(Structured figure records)
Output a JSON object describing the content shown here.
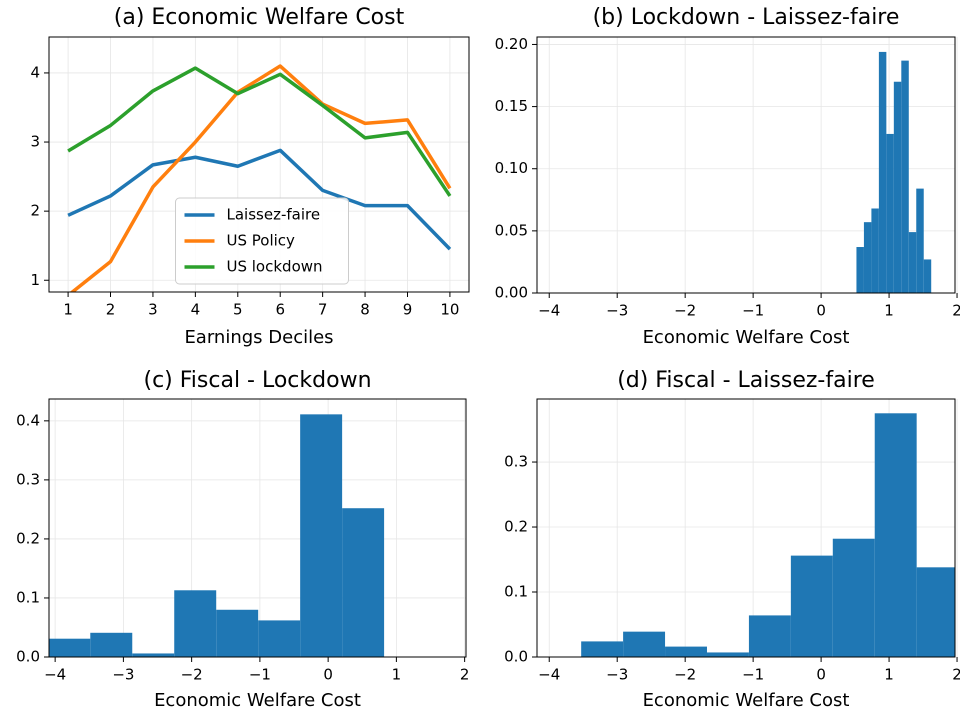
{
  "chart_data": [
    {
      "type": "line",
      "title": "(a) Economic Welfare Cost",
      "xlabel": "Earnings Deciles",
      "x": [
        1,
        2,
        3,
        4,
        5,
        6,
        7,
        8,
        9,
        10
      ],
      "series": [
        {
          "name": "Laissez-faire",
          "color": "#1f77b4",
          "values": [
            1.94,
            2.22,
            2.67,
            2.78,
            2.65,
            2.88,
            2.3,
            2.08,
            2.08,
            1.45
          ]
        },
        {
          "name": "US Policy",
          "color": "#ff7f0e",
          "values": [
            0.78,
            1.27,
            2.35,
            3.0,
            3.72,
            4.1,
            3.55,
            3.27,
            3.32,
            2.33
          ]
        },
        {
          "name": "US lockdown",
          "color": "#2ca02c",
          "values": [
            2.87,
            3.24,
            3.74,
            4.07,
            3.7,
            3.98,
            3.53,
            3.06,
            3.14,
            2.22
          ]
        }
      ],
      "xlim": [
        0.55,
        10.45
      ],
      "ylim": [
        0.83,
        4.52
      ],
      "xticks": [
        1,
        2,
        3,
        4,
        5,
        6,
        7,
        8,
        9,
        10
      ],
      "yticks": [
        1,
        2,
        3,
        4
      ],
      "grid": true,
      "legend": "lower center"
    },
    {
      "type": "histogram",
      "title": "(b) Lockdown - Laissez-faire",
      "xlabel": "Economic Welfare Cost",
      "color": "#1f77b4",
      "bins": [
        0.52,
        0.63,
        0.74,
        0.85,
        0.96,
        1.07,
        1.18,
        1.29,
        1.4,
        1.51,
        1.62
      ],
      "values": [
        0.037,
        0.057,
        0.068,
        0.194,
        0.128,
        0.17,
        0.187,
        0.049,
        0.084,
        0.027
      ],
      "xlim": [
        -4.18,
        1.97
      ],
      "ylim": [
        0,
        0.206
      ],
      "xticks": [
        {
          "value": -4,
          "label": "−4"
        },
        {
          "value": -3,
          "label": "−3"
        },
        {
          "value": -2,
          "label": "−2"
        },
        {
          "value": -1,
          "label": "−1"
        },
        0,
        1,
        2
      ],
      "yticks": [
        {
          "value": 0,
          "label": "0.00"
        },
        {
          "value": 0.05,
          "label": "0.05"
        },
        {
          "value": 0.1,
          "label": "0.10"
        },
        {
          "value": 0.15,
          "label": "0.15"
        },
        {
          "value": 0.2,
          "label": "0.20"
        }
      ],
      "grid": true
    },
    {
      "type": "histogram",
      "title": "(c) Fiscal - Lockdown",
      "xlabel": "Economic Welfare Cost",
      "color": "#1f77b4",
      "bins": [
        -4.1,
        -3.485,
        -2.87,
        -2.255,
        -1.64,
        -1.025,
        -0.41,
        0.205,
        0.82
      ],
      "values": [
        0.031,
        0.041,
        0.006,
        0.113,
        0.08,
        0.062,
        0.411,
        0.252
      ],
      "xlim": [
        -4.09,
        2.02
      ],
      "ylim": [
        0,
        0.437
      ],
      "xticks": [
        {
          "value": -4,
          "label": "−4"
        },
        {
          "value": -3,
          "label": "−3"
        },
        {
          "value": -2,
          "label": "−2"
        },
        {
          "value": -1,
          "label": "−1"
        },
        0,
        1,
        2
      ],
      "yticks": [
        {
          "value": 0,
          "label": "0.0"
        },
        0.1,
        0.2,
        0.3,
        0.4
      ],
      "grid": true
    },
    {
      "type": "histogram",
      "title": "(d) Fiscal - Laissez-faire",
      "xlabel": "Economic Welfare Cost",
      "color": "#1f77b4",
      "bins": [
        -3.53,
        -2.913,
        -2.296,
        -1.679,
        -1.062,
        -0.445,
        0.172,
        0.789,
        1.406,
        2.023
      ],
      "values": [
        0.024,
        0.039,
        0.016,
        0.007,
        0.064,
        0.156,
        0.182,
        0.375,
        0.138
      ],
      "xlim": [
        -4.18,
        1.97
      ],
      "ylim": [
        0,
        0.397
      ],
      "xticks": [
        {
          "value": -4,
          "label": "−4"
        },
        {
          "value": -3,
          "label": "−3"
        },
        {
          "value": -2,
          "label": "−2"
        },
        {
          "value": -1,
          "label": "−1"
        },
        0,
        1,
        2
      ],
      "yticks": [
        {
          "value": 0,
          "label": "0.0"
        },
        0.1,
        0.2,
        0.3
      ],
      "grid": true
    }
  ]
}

Given task »
Repeat the records above verbatim, with no pictures in the result.

Response to the exercise »
Output a JSON object describing the content shown here.
{
  "chart_data": [
    {
      "type": "line",
      "title": "(a) Economic Welfare Cost",
      "xlabel": "Earnings Deciles",
      "x": [
        1,
        2,
        3,
        4,
        5,
        6,
        7,
        8,
        9,
        10
      ],
      "series": [
        {
          "name": "Laissez-faire",
          "color": "#1f77b4",
          "values": [
            1.94,
            2.22,
            2.67,
            2.78,
            2.65,
            2.88,
            2.3,
            2.08,
            2.08,
            1.45
          ]
        },
        {
          "name": "US Policy",
          "color": "#ff7f0e",
          "values": [
            0.78,
            1.27,
            2.35,
            3.0,
            3.72,
            4.1,
            3.55,
            3.27,
            3.32,
            2.33
          ]
        },
        {
          "name": "US lockdown",
          "color": "#2ca02c",
          "values": [
            2.87,
            3.24,
            3.74,
            4.07,
            3.7,
            3.98,
            3.53,
            3.06,
            3.14,
            2.22
          ]
        }
      ],
      "xlim": [
        0.55,
        10.45
      ],
      "ylim": [
        0.83,
        4.52
      ],
      "xticks": [
        1,
        2,
        3,
        4,
        5,
        6,
        7,
        8,
        9,
        10
      ],
      "yticks": [
        1,
        2,
        3,
        4
      ],
      "grid": true,
      "legend": "lower center"
    },
    {
      "type": "histogram",
      "title": "(b) Lockdown - Laissez-faire",
      "xlabel": "Economic Welfare Cost",
      "color": "#1f77b4",
      "bins": [
        0.52,
        0.63,
        0.74,
        0.85,
        0.96,
        1.07,
        1.18,
        1.29,
        1.4,
        1.51,
        1.62
      ],
      "values": [
        0.037,
        0.057,
        0.068,
        0.194,
        0.128,
        0.17,
        0.187,
        0.049,
        0.084,
        0.027
      ],
      "xlim": [
        -4.18,
        1.97
      ],
      "ylim": [
        0,
        0.206
      ],
      "xticks": [
        {
          "value": -4,
          "label": "−4"
        },
        {
          "value": -3,
          "label": "−3"
        },
        {
          "value": -2,
          "label": "−2"
        },
        {
          "value": -1,
          "label": "−1"
        },
        0,
        1,
        2
      ],
      "yticks": [
        {
          "value": 0,
          "label": "0.00"
        },
        {
          "value": 0.05,
          "label": "0.05"
        },
        {
          "value": 0.1,
          "label": "0.10"
        },
        {
          "value": 0.15,
          "label": "0.15"
        },
        {
          "value": 0.2,
          "label": "0.20"
        }
      ],
      "grid": true
    },
    {
      "type": "histogram",
      "title": "(c) Fiscal - Lockdown",
      "xlabel": "Economic Welfare Cost",
      "color": "#1f77b4",
      "bins": [
        -4.1,
        -3.485,
        -2.87,
        -2.255,
        -1.64,
        -1.025,
        -0.41,
        0.205,
        0.82
      ],
      "values": [
        0.031,
        0.041,
        0.006,
        0.113,
        0.08,
        0.062,
        0.411,
        0.252
      ],
      "xlim": [
        -4.09,
        2.02
      ],
      "ylim": [
        0,
        0.437
      ],
      "xticks": [
        {
          "value": -4,
          "label": "−4"
        },
        {
          "value": -3,
          "label": "−3"
        },
        {
          "value": -2,
          "label": "−2"
        },
        {
          "value": -1,
          "label": "−1"
        },
        0,
        1,
        2
      ],
      "yticks": [
        {
          "value": 0,
          "label": "0.0"
        },
        0.1,
        0.2,
        0.3,
        0.4
      ],
      "grid": true
    },
    {
      "type": "histogram",
      "title": "(d) Fiscal - Laissez-faire",
      "xlabel": "Economic Welfare Cost",
      "color": "#1f77b4",
      "bins": [
        -3.53,
        -2.913,
        -2.296,
        -1.679,
        -1.062,
        -0.445,
        0.172,
        0.789,
        1.406,
        2.023
      ],
      "values": [
        0.024,
        0.039,
        0.016,
        0.007,
        0.064,
        0.156,
        0.182,
        0.375,
        0.138
      ],
      "xlim": [
        -4.18,
        1.97
      ],
      "ylim": [
        0,
        0.397
      ],
      "xticks": [
        {
          "value": -4,
          "label": "−4"
        },
        {
          "value": -3,
          "label": "−3"
        },
        {
          "value": -2,
          "label": "−2"
        },
        {
          "value": -1,
          "label": "−1"
        },
        0,
        1,
        2
      ],
      "yticks": [
        {
          "value": 0,
          "label": "0.0"
        },
        0.1,
        0.2,
        0.3
      ],
      "grid": true
    }
  ]
}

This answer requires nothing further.